**Aim of the exercise**
Quote word for word every line from the first one down through the line holding "series-line-4 [63,138,960,230]", both ends included.

───── Input rows ─────

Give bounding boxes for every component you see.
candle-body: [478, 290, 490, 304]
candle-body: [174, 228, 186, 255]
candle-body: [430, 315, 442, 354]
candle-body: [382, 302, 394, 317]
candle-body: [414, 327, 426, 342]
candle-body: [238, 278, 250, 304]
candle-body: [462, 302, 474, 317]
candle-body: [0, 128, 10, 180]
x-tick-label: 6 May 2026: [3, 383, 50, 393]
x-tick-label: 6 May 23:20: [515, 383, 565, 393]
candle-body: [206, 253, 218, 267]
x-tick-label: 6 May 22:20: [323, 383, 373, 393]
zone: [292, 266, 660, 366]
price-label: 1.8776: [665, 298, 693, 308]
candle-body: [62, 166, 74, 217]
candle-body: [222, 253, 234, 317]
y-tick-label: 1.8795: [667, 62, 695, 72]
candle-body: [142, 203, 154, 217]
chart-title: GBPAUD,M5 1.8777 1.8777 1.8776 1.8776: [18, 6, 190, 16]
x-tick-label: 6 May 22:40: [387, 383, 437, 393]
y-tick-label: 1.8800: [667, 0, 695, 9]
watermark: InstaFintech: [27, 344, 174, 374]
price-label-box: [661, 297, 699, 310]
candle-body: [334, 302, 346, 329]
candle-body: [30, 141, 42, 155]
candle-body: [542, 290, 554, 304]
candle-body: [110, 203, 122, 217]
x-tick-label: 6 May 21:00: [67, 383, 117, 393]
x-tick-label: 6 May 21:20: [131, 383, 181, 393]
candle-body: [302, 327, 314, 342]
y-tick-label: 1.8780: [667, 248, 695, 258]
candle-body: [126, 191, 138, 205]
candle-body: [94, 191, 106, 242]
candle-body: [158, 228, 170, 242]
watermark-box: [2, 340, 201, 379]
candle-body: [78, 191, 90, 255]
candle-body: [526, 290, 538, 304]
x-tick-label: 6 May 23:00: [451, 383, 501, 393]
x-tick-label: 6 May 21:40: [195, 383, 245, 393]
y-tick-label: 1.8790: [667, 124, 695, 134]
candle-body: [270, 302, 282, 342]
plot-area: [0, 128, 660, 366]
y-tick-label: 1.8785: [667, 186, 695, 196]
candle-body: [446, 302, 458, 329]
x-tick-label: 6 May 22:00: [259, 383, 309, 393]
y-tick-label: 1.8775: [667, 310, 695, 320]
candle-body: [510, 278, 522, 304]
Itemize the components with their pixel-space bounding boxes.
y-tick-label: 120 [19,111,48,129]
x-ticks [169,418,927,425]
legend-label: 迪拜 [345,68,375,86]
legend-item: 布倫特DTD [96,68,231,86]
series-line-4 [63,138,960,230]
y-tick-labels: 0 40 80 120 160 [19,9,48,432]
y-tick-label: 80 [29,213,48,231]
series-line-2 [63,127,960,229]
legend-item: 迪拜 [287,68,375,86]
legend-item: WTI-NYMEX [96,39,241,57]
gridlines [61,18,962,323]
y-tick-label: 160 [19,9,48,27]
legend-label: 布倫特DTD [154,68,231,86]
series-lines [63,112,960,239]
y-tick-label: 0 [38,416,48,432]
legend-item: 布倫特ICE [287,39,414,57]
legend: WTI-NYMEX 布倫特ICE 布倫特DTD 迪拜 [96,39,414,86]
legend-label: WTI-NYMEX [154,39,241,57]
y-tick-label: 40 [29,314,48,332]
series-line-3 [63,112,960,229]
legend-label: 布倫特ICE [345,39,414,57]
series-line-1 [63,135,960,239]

─────

**Solved exercise**
Give bounding boxes for every component you see.
candle-body: [478, 290, 490, 304]
candle-body: [174, 228, 186, 255]
candle-body: [430, 315, 442, 354]
candle-body: [382, 302, 394, 317]
candle-body: [414, 327, 426, 342]
candle-body: [238, 278, 250, 304]
candle-body: [462, 302, 474, 317]
candle-body: [0, 128, 10, 180]
x-tick-label: 6 May 2026: [3, 383, 50, 393]
x-tick-label: 6 May 23:20: [515, 383, 565, 393]
candle-body: [206, 253, 218, 267]
x-tick-label: 6 May 22:20: [323, 383, 373, 393]
zone: [292, 266, 660, 366]
price-label: 1.8776: [665, 298, 693, 308]
candle-body: [62, 166, 74, 217]
candle-body: [222, 253, 234, 317]
y-tick-label: 1.8795: [667, 62, 695, 72]
candle-body: [142, 203, 154, 217]
chart-title: GBPAUD,M5 1.8777 1.8777 1.8776 1.8776: [18, 6, 190, 16]
x-tick-label: 6 May 22:40: [387, 383, 437, 393]
y-tick-label: 1.8800: [667, 0, 695, 9]
watermark: InstaFintech: [27, 344, 174, 374]
price-label-box: [661, 297, 699, 310]
candle-body: [334, 302, 346, 329]
candle-body: [30, 141, 42, 155]
candle-body: [542, 290, 554, 304]
candle-body: [110, 203, 122, 217]
x-tick-label: 6 May 21:00: [67, 383, 117, 393]
x-tick-label: 6 May 21:20: [131, 383, 181, 393]
candle-body: [302, 327, 314, 342]
y-tick-label: 1.8780: [667, 248, 695, 258]
candle-body: [126, 191, 138, 205]
candle-body: [94, 191, 106, 242]
candle-body: [158, 228, 170, 242]
watermark-box: [2, 340, 201, 379]
candle-body: [78, 191, 90, 255]
candle-body: [526, 290, 538, 304]
x-tick-label: 6 May 23:00: [451, 383, 501, 393]
x-tick-label: 6 May 21:40: [195, 383, 245, 393]
y-tick-label: 1.8790: [667, 124, 695, 134]
candle-body: [270, 302, 282, 342]
plot-area: [0, 128, 660, 366]
y-tick-label: 1.8785: [667, 186, 695, 196]
candle-body: [446, 302, 458, 329]
x-tick-label: 6 May 22:00: [259, 383, 309, 393]
y-tick-label: 1.8775: [667, 310, 695, 320]
candle-body: [510, 278, 522, 304]
Itemize the components with their pixel-space bounding boxes.
y-tick-label: 120 [19,111,48,129]
x-ticks [169,418,927,425]
legend-label: 迪拜 [345,68,375,86]
legend-item: 布倫特DTD [96,68,231,86]
series-line-4 [63,138,960,230]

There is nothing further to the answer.